* _What you will do_
The data must be returned in full and exactly as given.

* _Given entries_
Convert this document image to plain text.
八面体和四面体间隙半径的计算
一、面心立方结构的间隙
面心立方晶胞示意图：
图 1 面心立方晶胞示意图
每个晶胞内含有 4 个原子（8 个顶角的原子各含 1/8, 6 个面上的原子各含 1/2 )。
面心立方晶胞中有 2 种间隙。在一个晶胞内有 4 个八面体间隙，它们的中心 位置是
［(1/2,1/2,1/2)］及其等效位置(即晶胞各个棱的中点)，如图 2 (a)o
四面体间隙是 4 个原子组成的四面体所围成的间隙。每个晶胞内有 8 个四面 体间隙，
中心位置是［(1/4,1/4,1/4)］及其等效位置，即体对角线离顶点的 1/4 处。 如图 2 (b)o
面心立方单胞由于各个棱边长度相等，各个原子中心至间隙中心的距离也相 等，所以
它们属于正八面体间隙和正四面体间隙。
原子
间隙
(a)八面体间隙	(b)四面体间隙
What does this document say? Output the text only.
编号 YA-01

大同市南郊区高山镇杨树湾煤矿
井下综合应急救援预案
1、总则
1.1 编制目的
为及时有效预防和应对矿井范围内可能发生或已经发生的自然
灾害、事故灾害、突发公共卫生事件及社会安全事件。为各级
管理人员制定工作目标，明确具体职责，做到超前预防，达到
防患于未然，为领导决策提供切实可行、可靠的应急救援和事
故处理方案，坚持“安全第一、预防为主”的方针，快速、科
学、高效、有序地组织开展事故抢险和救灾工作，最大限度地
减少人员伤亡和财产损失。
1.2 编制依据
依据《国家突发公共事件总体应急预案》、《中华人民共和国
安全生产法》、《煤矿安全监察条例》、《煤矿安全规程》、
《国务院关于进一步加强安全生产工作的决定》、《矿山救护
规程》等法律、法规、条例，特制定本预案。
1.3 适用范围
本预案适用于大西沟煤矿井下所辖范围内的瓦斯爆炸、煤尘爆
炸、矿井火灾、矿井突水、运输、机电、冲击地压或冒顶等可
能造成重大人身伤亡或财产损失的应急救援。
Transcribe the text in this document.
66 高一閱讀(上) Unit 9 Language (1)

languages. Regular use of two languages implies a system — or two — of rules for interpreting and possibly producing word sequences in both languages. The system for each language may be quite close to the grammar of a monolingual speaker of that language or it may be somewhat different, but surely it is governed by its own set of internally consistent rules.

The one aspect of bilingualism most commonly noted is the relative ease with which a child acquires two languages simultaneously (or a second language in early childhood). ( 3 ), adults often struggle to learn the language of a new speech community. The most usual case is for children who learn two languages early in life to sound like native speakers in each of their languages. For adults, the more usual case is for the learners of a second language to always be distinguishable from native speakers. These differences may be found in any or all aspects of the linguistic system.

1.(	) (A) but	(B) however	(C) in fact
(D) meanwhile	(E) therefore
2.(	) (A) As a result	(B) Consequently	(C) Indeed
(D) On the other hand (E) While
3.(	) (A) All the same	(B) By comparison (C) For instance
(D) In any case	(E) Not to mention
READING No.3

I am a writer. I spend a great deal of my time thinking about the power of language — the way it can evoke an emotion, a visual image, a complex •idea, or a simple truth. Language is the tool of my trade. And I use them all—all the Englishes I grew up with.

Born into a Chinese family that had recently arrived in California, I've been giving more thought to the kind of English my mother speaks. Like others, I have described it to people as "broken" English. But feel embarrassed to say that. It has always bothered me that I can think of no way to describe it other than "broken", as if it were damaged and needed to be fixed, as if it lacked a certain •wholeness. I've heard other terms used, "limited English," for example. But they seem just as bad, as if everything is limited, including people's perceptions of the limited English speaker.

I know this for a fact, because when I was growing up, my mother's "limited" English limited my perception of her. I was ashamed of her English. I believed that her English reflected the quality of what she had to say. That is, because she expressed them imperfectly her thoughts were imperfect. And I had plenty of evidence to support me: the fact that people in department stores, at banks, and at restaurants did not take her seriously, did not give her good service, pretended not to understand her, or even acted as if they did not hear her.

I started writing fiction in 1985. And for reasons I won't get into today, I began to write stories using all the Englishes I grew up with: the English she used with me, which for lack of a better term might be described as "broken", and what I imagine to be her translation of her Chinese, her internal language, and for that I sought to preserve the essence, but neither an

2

* _Output below_
Convert this document image to plain text.
八面体和四面体间隙半径的计算
一、面心立方结构的间隙
面心立方晶胞示意图：
图 1 面心立方晶胞示意图
每个晶胞内含有 4 个原子（8 个顶角的原子各含 1/8, 6 个面上的原子各含 1/2 )。
面心立方晶胞中有 2 种间隙。在一个晶胞内有 4 个八面体间隙，它们的中心 位置是
［(1/2,1/2,1/2)］及其等效位置(即晶胞各个棱的中点)，如图 2 (a)o
四面体间隙是 4 个原子组成的四面体所围成的间隙。每个晶胞内有 8 个四面 体间隙，
中心位置是［(1/4,1/4,1/4)］及其等效位置，即体对角线离顶点的 1/4 处。 如图 2 (b)o
面心立方单胞由于各个棱边长度相等，各个原子中心至间隙中心的距离也相 等，所以
它们属于正八面体间隙和正四面体间隙。
原子
间隙
(a)八面体间隙	(b)四面体间隙
What does this document say? Output the text only.
编号 YA-01

大同市南郊区高山镇杨树湾煤矿
井下综合应急救援预案
1、总则
1.1 编制目的
为及时有效预防和应对矿井范围内可能发生或已经发生的自然
灾害、事故灾害、突发公共卫生事件及社会安全事件。为各级
管理人员制定工作目标，明确具体职责，做到超前预防，达到
防患于未然，为领导决策提供切实可行、可靠的应急救援和事
故处理方案，坚持“安全第一、预防为主”的方针，快速、科
学、高效、有序地组织开展事故抢险和救灾工作，最大限度地
减少人员伤亡和财产损失。
1.2 编制依据
依据《国家突发公共事件总体应急预案》、《中华人民共和国
安全生产法》、《煤矿安全监察条例》、《煤矿安全规程》、
《国务院关于进一步加强安全生产工作的决定》、《矿山救护
规程》等法律、法规、条例，特制定本预案。
1.3 适用范围
本预案适用于大西沟煤矿井下所辖范围内的瓦斯爆炸、煤尘爆
炸、矿井火灾、矿井突水、运输、机电、冲击地压或冒顶等可
能造成重大人身伤亡或财产损失的应急救援。
Transcribe the text in this document.
66 高一閱讀(上) Unit 9 Language (1)

languages. Regular use of two languages implies a system — or two — of rules for interpreting and possibly producing word sequences in both languages. The system for each language may be quite close to the grammar of a monolingual speaker of that language or it may be somewhat different, but surely it is governed by its own set of internally consistent rules.

The one aspect of bilingualism most commonly noted is the relative ease with which a child acquires two languages simultaneously (or a second language in early childhood). ( 3 ), adults often struggle to learn the language of a new speech community. The most usual case is for children who learn two languages early in life to sound like native speakers in each of their languages. For adults, the more usual case is for the learners of a second language to always be distinguishable from native speakers. These differences may be found in any or all aspects of the linguistic system.

1.(	) (A) but	(B) however	(C) in fact
(D) meanwhile	(E) therefore
2.(	) (A) As a result	(B) Consequently	(C) Indeed
(D) On the other hand (E) While
3.(	) (A) All the same	(B) By comparison (C) For instance
(D) In any case	(E) Not to mention
READING No.3

I am a writer. I spend a great deal of my time thinking about the power of language — the way it can evoke an emotion, a visual image, a complex •idea, or a simple truth. Language is the tool of my trade. And I use them all—all the Englishes I grew up with.

Born into a Chinese family that had recently arrived in California, I've been giving more thought to the kind of English my mother speaks. Like others, I have described it to people as "broken" English. But feel embarrassed to say that. It has always bothered me that I can think of no way to describe it other than "broken", as if it were damaged and needed to be fixed, as if it lacked a certain •wholeness. I've heard other terms used, "limited English," for example. But they seem just as bad, as if everything is limited, including people's perceptions of the limited English speaker.

I know this for a fact, because when I was growing up, my mother's "limited" English limited my perception of her. I was ashamed of her English. I believed that her English reflected the quality of what she had to say. That is, because she expressed them imperfectly her thoughts were imperfect. And I had plenty of evidence to support me: the fact that people in department stores, at banks, and at restaurants did not take her seriously, did not give her good service, pretended not to understand her, or even acted as if they did not hear her.

I started writing fiction in 1985. And for reasons I won't get into today, I began to write stories using all the Englishes I grew up with: the English she used with me, which for lack of a better term might be described as "broken", and what I imagine to be her translation of her Chinese, her internal language, and for that I sought to preserve the essence, but neither an

2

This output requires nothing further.